■ **Description of the task**
Below are some entries. Copy each line that holds the string "marker".

+ + + + + + +

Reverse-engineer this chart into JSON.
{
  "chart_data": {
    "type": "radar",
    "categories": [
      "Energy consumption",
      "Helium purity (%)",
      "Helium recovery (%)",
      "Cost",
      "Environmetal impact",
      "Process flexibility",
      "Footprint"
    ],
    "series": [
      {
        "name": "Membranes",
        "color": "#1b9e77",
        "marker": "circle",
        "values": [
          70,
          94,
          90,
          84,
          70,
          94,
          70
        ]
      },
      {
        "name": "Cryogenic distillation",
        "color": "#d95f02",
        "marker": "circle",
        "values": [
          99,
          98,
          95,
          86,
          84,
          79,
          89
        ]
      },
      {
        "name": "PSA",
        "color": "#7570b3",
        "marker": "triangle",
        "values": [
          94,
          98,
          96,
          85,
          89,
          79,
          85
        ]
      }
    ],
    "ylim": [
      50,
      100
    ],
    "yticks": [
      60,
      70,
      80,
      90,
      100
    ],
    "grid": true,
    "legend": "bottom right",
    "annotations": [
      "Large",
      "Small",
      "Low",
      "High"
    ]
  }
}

+ + + + + + +

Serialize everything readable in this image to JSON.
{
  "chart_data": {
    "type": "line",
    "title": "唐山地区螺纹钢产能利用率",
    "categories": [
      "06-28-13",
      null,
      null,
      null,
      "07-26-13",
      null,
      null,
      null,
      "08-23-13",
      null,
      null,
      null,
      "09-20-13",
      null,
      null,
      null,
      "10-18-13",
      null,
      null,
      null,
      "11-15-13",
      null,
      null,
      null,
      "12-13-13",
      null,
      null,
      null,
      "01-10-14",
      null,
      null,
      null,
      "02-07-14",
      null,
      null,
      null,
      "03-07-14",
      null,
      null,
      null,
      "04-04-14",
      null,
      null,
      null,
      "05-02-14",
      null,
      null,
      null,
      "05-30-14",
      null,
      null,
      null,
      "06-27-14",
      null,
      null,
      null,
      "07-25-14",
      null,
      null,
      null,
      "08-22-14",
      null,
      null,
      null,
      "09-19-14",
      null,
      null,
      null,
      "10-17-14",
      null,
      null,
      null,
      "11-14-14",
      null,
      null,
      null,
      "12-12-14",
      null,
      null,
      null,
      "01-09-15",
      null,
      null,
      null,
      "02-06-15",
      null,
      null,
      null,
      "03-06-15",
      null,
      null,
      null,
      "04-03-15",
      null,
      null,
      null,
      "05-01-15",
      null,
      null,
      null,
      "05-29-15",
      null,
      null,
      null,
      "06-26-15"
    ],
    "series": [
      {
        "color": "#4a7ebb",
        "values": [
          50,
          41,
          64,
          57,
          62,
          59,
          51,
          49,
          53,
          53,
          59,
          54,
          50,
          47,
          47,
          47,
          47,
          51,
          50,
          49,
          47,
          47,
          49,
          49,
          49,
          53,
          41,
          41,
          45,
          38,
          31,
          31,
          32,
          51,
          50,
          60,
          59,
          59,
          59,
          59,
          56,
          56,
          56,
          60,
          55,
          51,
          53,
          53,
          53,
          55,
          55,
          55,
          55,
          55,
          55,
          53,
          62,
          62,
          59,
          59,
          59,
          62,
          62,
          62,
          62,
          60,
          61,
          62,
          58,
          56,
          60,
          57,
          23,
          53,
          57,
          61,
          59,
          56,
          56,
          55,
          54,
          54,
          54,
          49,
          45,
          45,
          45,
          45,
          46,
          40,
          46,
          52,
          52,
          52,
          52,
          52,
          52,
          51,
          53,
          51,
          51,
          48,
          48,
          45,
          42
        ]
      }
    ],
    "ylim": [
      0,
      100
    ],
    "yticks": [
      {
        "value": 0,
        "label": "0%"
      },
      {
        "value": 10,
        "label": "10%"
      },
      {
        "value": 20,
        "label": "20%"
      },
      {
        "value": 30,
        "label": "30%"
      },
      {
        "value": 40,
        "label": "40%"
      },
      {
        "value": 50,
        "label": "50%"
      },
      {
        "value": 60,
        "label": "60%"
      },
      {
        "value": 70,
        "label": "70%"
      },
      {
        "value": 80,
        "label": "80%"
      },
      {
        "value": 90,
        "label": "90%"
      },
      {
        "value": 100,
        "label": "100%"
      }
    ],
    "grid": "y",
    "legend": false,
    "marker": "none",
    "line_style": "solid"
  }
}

+ + + + + + +

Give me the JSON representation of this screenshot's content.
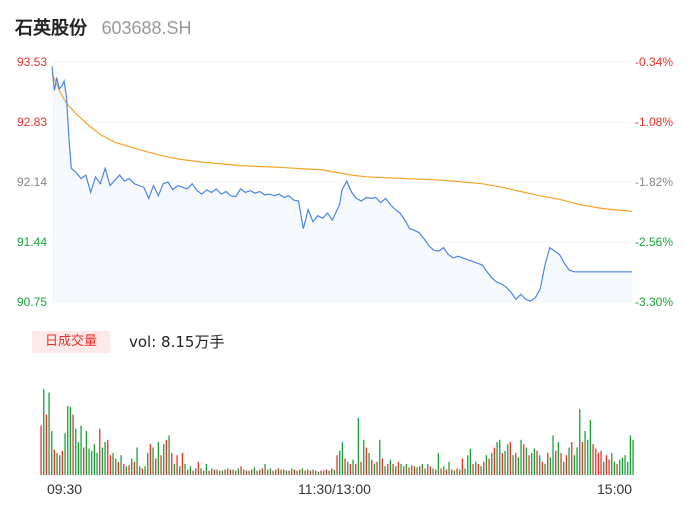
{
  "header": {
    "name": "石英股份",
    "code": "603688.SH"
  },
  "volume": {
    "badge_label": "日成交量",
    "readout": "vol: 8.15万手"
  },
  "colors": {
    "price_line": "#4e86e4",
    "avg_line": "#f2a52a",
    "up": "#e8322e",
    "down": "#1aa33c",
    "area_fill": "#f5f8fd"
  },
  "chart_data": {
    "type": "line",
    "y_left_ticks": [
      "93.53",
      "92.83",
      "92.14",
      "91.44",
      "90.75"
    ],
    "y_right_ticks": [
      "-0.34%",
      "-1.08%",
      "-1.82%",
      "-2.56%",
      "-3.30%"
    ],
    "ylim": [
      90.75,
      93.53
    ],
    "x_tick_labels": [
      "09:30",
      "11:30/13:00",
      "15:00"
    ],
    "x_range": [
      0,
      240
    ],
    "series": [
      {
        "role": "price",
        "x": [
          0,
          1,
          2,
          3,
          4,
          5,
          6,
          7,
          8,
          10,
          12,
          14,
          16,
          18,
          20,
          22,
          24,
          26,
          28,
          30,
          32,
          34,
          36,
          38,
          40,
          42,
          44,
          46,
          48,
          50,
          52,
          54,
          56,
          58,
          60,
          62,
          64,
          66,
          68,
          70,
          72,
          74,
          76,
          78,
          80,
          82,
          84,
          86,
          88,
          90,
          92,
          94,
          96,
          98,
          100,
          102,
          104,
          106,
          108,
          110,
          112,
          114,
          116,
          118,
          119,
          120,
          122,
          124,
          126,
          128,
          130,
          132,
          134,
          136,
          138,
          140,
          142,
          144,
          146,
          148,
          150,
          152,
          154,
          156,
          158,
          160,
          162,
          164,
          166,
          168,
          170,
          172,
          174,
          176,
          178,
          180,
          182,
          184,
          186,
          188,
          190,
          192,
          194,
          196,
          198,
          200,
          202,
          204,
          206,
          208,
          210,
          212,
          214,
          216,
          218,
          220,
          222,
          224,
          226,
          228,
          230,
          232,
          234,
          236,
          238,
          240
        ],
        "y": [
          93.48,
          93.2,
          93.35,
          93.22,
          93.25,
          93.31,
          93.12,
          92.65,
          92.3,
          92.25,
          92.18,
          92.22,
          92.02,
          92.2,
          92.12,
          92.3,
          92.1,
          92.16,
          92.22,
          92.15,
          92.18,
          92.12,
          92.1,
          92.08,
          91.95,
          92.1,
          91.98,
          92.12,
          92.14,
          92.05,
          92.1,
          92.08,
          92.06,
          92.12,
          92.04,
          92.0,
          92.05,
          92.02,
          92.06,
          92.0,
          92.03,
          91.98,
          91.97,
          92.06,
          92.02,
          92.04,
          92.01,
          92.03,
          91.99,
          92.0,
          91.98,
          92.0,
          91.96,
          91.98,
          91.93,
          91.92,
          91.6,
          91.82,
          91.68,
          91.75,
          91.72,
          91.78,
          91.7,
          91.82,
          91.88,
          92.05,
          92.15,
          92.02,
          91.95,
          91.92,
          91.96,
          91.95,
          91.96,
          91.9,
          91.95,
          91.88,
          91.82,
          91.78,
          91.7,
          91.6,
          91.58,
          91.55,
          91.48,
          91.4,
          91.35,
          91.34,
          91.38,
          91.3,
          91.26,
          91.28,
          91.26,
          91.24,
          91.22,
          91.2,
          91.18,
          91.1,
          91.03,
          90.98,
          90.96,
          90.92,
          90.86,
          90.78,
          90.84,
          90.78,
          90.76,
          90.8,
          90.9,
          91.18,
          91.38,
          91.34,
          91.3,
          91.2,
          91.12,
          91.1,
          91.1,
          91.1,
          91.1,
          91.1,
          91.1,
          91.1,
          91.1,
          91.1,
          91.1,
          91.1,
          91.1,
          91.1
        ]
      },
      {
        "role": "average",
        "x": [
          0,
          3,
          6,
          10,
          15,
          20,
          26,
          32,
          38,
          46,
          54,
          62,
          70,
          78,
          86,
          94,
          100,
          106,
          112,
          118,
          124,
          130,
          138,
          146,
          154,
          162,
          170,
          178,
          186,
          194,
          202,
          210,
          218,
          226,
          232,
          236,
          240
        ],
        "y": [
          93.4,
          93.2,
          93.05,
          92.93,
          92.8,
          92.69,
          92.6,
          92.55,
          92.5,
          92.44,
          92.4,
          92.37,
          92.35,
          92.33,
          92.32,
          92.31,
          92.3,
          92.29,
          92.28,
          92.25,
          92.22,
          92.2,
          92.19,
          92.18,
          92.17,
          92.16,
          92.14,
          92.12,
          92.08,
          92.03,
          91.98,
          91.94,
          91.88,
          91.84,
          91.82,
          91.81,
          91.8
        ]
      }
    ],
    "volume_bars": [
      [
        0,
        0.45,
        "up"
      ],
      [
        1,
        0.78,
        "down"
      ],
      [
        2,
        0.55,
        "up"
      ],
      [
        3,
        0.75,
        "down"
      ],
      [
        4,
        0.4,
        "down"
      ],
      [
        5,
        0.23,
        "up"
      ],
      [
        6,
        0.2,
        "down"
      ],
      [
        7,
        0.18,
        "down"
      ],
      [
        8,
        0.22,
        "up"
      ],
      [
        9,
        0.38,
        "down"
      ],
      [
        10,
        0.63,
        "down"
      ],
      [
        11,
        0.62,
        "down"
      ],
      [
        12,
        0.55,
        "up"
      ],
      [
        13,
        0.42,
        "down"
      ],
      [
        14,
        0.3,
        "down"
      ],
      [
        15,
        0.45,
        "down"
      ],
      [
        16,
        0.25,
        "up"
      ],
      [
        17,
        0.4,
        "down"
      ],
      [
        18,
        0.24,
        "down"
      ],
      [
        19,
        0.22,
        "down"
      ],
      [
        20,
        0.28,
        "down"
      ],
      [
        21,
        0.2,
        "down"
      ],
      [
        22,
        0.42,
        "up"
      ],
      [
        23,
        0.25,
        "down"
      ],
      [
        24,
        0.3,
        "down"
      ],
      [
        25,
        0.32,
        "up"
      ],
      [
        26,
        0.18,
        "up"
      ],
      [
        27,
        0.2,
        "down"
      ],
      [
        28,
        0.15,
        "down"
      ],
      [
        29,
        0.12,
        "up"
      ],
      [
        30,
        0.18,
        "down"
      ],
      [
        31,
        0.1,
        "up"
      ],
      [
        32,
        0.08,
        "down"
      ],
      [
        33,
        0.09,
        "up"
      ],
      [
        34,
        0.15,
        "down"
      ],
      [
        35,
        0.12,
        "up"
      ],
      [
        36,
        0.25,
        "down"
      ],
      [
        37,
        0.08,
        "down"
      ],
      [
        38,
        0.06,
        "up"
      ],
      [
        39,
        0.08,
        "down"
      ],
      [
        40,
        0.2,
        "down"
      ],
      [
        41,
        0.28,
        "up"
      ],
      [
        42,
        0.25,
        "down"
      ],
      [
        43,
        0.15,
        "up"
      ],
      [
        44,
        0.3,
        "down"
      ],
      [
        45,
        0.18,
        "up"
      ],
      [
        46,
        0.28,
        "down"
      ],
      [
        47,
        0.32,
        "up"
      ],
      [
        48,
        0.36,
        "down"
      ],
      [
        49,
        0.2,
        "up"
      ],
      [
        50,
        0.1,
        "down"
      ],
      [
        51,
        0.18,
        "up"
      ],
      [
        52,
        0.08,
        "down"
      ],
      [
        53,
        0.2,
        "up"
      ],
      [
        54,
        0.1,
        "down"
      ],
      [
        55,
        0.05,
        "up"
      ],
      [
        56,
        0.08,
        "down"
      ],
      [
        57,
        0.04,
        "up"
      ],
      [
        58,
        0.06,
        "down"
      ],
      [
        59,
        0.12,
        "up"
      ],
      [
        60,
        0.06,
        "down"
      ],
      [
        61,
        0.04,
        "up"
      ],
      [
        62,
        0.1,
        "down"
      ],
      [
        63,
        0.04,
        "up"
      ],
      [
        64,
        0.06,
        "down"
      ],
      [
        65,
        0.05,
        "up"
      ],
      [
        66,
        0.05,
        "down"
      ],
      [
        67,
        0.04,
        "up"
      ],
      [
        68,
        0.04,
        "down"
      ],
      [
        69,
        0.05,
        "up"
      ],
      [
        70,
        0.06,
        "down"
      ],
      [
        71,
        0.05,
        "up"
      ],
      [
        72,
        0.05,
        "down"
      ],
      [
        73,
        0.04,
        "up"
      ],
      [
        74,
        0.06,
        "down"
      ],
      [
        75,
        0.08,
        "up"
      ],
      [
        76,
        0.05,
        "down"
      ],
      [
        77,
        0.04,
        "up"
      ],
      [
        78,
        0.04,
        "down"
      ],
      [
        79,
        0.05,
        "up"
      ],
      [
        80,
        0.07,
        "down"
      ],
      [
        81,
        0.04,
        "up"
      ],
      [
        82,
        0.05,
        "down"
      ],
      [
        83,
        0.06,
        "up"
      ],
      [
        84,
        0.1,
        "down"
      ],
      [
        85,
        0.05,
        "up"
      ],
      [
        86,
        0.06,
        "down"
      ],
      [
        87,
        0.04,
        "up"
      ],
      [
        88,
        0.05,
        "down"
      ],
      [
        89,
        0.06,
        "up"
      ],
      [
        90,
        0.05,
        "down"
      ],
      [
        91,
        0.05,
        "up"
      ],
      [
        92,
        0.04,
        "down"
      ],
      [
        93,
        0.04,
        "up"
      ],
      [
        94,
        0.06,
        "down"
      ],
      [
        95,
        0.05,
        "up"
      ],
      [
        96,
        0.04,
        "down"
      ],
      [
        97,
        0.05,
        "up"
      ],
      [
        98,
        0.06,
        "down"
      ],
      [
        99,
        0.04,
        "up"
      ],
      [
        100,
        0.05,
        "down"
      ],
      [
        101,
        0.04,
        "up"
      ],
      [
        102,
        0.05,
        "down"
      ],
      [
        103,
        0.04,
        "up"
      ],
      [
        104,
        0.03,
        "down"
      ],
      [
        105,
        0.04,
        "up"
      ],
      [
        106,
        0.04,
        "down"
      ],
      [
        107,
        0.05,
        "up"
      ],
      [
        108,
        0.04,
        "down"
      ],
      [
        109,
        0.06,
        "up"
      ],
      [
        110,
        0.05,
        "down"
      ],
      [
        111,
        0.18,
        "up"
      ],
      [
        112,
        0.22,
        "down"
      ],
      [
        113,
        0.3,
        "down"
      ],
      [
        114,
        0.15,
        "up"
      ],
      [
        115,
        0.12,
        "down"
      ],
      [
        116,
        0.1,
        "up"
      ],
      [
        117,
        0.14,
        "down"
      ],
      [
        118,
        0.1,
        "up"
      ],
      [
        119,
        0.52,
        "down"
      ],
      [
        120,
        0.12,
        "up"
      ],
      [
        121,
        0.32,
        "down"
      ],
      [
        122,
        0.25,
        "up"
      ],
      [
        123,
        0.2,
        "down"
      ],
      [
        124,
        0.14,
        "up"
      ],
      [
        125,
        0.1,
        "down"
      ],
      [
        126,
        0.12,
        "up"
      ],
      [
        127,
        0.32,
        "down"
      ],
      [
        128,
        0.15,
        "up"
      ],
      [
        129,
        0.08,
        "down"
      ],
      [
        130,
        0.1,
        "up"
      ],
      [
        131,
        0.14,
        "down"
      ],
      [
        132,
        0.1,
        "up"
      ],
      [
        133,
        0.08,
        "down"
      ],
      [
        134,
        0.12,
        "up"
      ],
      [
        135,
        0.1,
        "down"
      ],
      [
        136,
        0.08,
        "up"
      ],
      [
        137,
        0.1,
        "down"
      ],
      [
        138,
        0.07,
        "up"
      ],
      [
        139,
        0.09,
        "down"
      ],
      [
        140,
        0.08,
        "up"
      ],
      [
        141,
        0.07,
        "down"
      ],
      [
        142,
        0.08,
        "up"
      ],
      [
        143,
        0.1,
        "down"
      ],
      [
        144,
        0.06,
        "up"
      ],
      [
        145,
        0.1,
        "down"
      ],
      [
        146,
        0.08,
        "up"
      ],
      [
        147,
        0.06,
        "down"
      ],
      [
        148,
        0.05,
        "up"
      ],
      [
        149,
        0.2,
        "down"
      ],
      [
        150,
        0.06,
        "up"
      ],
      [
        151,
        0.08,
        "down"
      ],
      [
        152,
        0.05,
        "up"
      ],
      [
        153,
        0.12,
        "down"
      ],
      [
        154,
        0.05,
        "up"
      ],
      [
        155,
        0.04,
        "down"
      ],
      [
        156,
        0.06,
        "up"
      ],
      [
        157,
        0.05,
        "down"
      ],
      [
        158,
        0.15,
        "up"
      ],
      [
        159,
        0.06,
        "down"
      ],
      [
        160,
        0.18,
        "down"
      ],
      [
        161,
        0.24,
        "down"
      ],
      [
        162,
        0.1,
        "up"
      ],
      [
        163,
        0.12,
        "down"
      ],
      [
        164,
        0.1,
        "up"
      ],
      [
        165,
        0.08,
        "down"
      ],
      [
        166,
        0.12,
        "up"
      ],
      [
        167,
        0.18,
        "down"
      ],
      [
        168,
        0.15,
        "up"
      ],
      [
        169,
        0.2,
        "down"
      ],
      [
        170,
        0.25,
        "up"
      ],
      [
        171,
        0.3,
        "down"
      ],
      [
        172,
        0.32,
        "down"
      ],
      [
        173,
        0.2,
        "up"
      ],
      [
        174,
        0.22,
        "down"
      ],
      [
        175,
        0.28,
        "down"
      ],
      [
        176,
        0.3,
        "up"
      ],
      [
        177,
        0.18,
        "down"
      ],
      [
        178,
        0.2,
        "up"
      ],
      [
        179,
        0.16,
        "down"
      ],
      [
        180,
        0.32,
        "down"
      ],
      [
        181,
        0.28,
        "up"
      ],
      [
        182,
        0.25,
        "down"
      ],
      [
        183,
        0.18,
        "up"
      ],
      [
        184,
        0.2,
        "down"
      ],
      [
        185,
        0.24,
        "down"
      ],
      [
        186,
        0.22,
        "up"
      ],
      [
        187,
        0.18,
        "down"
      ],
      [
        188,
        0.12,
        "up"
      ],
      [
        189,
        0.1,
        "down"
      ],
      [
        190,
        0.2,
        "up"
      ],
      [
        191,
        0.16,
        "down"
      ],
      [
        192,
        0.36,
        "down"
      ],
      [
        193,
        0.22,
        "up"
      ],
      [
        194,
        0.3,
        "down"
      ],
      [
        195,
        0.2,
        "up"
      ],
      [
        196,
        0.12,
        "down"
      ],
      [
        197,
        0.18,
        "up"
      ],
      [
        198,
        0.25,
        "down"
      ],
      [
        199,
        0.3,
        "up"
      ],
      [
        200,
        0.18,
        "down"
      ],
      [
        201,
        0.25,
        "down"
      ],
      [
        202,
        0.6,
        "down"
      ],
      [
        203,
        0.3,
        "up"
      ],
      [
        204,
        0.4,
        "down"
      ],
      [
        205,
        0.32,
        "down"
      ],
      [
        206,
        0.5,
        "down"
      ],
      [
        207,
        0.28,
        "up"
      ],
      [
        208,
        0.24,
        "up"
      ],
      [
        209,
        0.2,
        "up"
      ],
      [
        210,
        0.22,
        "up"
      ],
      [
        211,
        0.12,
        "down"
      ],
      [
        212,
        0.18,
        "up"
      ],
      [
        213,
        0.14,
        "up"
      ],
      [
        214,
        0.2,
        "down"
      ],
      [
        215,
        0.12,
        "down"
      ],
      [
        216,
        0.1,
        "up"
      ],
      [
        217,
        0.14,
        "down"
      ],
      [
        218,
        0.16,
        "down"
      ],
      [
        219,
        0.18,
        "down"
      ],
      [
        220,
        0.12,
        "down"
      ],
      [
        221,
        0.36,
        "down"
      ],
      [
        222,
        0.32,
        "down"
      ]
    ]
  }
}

+ + + + + + +

■ **Answer for the task**
        "marker": "circle",
        "marker": "circle",
        "marker": "triangle",
    "marker": "none",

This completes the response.